#### [AIM OF THE EXERCISE]
Copy every line, leaving nothing out and adding nothing.

•••

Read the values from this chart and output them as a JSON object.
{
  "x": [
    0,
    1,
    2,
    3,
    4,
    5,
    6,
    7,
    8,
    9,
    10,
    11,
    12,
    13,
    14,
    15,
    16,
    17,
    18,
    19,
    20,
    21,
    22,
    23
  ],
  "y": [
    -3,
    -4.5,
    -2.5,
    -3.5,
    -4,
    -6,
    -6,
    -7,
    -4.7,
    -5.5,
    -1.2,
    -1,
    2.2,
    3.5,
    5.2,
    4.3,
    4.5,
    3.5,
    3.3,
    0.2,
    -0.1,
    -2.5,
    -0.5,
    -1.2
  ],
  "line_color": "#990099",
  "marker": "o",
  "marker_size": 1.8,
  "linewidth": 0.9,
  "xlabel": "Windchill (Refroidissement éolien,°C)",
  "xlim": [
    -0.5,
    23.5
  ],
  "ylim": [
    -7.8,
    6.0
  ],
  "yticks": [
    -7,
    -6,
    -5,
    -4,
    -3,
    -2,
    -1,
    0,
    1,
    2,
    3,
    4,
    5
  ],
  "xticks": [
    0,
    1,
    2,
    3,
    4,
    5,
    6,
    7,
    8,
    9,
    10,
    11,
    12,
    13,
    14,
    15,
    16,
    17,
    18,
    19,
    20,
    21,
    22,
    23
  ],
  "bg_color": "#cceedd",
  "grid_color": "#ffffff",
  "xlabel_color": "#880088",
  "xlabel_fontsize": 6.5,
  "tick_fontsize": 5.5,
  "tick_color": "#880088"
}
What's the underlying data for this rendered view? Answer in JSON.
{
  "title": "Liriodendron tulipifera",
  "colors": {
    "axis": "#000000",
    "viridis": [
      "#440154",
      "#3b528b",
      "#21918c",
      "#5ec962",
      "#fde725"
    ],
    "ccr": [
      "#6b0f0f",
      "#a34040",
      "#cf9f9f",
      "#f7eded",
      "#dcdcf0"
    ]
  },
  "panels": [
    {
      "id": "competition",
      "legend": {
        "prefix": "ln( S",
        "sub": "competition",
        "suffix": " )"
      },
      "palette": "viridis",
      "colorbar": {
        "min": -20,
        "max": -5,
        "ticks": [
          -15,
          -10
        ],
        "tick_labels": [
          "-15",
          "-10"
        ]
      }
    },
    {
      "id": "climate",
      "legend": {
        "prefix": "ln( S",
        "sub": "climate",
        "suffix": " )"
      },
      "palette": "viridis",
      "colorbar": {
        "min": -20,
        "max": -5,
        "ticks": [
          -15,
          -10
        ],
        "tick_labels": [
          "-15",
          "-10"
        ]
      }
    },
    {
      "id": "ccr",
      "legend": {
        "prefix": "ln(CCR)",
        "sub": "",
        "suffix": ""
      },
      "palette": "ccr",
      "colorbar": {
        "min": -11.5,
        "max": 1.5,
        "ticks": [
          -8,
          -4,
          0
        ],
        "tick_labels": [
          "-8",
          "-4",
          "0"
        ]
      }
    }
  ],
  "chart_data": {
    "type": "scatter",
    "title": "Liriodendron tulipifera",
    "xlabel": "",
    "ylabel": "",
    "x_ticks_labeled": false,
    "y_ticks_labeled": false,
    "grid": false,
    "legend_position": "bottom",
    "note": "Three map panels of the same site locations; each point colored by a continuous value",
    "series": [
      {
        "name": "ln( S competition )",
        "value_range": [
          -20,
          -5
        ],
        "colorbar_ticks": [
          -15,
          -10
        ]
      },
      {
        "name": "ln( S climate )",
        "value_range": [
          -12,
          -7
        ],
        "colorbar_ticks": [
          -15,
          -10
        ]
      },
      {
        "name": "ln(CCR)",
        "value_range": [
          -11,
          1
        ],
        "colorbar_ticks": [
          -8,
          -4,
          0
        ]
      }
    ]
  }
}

•••

#### [EXERCISE RESULT]
Read the values from this chart and output them as a JSON object.
{
  "x": [
    0,
    1,
    2,
    3,
    4,
    5,
    6,
    7,
    8,
    9,
    10,
    11,
    12,
    13,
    14,
    15,
    16,
    17,
    18,
    19,
    20,
    21,
    22,
    23
  ],
  "y": [
    -3,
    -4.5,
    -2.5,
    -3.5,
    -4,
    -6,
    -6,
    -7,
    -4.7,
    -5.5,
    -1.2,
    -1,
    2.2,
    3.5,
    5.2,
    4.3,
    4.5,
    3.5,
    3.3,
    0.2,
    -0.1,
    -2.5,
    -0.5,
    -1.2
  ],
  "line_color": "#990099",
  "marker": "o",
  "marker_size": 1.8,
  "linewidth": 0.9,
  "xlabel": "Windchill (Refroidissement éolien,°C)",
  "xlim": [
    -0.5,
    23.5
  ],
  "ylim": [
    -7.8,
    6.0
  ],
  "yticks": [
    -7,
    -6,
    -5,
    -4,
    -3,
    -2,
    -1,
    0,
    1,
    2,
    3,
    4,
    5
  ],
  "xticks": [
    0,
    1,
    2,
    3,
    4,
    5,
    6,
    7,
    8,
    9,
    10,
    11,
    12,
    13,
    14,
    15,
    16,
    17,
    18,
    19,
    20,
    21,
    22,
    23
  ],
  "bg_color": "#cceedd",
  "grid_color": "#ffffff",
  "xlabel_color": "#880088",
  "xlabel_fontsize": 6.5,
  "tick_fontsize": 5.5,
  "tick_color": "#880088"
}
What's the underlying data for this rendered view? Answer in JSON.
{
  "title": "Liriodendron tulipifera",
  "colors": {
    "axis": "#000000",
    "viridis": [
      "#440154",
      "#3b528b",
      "#21918c",
      "#5ec962",
      "#fde725"
    ],
    "ccr": [
      "#6b0f0f",
      "#a34040",
      "#cf9f9f",
      "#f7eded",
      "#dcdcf0"
    ]
  },
  "panels": [
    {
      "id": "competition",
      "legend": {
        "prefix": "ln( S",
        "sub": "competition",
        "suffix": " )"
      },
      "palette": "viridis",
      "colorbar": {
        "min": -20,
        "max": -5,
        "ticks": [
          -15,
          -10
        ],
        "tick_labels": [
          "-15",
          "-10"
        ]
      }
    },
    {
      "id": "climate",
      "legend": {
        "prefix": "ln( S",
        "sub": "climate",
        "suffix": " )"
      },
      "palette": "viridis",
      "colorbar": {
        "min": -20,
        "max": -5,
        "ticks": [
          -15,
          -10
        ],
        "tick_labels": [
          "-15",
          "-10"
        ]
      }
    },
    {
      "id": "ccr",
      "legend": {
        "prefix": "ln(CCR)",
        "sub": "",
        "suffix": ""
      },
      "palette": "ccr",
      "colorbar": {
        "min": -11.5,
        "max": 1.5,
        "ticks": [
          -8,
          -4,
          0
        ],
        "tick_labels": [
          "-8",
          "-4",
          "0"
        ]
      }
    }
  ],
  "chart_data": {
    "type": "scatter",
    "title": "Liriodendron tulipifera",
    "xlabel": "",
    "ylabel": "",
    "x_ticks_labeled": false,
    "y_ticks_labeled": false,
    "grid": false,
    "legend_position": "bottom",
    "note": "Three map panels of the same site locations; each point colored by a continuous value",
    "series": [
      {
        "name": "ln( S competition )",
        "value_range": [
          -20,
          -5
        ],
        "colorbar_ticks": [
          -15,
          -10
        ]
      },
      {
        "name": "ln( S climate )",
        "value_range": [
          -12,
          -7
        ],
        "colorbar_ticks": [
          -15,
          -10
        ]
      },
      {
        "name": "ln(CCR)",
        "value_range": [
          -11,
          1
        ],
        "colorbar_ticks": [
          -8,
          -4,
          0
        ]
      }
    ]
  }
}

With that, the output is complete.